Data entries:
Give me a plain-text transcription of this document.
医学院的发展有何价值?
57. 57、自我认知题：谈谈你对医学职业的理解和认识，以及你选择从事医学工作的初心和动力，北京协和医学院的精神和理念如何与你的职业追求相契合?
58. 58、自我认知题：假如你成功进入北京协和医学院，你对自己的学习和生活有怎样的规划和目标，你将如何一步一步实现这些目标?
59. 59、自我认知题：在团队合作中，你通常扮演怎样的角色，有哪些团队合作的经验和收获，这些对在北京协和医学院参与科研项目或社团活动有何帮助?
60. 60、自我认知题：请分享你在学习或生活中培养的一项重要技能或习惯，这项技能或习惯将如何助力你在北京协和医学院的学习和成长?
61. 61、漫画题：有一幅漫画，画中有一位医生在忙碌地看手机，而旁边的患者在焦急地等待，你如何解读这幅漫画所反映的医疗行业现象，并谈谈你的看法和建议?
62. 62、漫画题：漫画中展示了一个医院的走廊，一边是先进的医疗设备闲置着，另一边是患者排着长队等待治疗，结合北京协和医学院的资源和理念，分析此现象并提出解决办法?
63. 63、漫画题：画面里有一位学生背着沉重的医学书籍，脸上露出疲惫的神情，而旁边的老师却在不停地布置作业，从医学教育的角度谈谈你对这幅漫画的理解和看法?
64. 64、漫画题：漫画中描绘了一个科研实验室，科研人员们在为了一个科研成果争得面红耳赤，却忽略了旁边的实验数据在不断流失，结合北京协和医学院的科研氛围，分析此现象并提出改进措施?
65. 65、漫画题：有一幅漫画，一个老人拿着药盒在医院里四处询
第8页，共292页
--
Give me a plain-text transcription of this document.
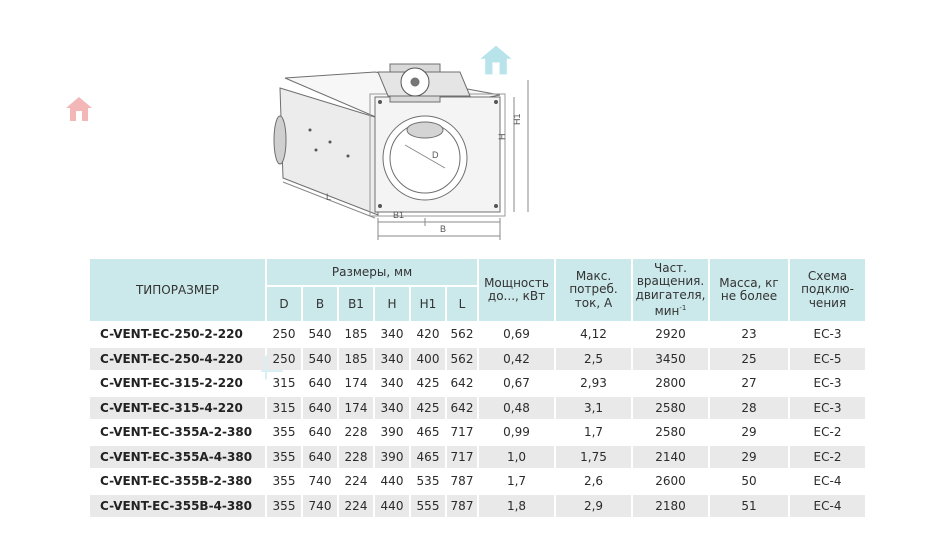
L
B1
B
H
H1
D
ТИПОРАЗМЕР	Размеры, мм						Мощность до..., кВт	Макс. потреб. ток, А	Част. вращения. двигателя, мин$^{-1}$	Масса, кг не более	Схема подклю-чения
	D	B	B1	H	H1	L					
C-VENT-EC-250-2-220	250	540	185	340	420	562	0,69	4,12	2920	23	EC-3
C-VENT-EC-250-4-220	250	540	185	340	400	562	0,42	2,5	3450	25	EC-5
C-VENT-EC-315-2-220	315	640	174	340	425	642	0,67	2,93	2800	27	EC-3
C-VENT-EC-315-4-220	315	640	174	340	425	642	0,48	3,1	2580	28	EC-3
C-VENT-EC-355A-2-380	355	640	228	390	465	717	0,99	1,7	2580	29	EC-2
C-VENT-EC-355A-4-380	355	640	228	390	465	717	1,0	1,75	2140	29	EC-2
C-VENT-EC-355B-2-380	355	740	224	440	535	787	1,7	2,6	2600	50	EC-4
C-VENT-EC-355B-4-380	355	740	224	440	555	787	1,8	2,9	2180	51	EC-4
--
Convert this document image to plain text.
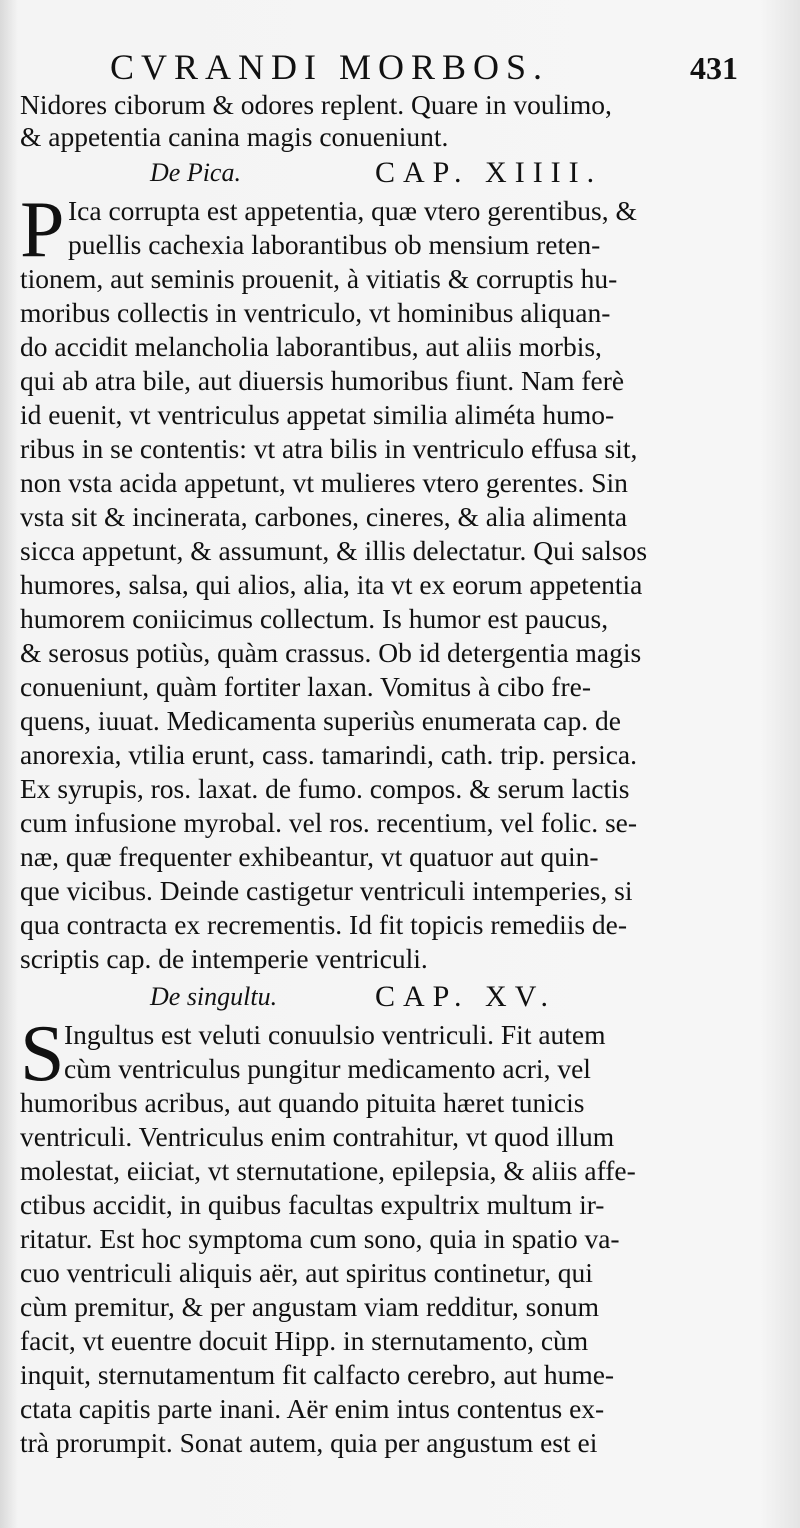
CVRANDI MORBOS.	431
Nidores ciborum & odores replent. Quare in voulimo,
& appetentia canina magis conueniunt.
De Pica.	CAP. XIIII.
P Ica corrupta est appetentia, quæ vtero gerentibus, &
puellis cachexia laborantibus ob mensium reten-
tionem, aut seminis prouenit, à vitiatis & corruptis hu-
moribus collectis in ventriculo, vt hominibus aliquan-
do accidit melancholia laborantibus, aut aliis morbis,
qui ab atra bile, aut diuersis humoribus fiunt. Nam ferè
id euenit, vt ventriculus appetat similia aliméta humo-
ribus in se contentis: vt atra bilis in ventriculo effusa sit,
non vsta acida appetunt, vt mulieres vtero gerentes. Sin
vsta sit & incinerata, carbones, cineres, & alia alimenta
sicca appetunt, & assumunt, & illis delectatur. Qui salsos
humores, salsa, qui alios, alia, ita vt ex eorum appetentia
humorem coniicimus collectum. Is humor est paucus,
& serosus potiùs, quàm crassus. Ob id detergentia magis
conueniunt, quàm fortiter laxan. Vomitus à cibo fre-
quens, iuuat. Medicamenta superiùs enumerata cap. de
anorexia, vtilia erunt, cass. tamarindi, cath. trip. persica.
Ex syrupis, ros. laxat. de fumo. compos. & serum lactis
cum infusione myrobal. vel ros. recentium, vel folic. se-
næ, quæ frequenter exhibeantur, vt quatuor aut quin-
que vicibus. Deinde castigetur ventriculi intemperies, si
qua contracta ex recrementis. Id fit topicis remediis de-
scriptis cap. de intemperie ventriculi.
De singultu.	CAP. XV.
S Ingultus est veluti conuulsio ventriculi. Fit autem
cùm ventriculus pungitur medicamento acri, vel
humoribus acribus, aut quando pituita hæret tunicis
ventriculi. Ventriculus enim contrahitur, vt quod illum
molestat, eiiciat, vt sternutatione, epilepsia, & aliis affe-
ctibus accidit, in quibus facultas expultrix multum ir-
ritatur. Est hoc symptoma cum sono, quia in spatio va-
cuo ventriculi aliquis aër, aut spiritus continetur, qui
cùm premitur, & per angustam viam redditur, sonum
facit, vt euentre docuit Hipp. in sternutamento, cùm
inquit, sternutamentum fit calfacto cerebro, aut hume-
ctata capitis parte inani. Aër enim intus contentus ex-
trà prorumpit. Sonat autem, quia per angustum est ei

### [What you need to do]
Go through the listing above and pull out each line containing the word "ventriculi".

### [Expected answer]
que vicibus. Deinde castigetur ventriculi intemperies, si
scriptis cap. de intemperie ventriculi.
S Ingultus est veluti conuulsio ventriculi. Fit autem
ventriculi. Ventriculus enim contrahitur, vt quod illum
cuo ventriculi aliquis aër, aut spiritus continetur, qui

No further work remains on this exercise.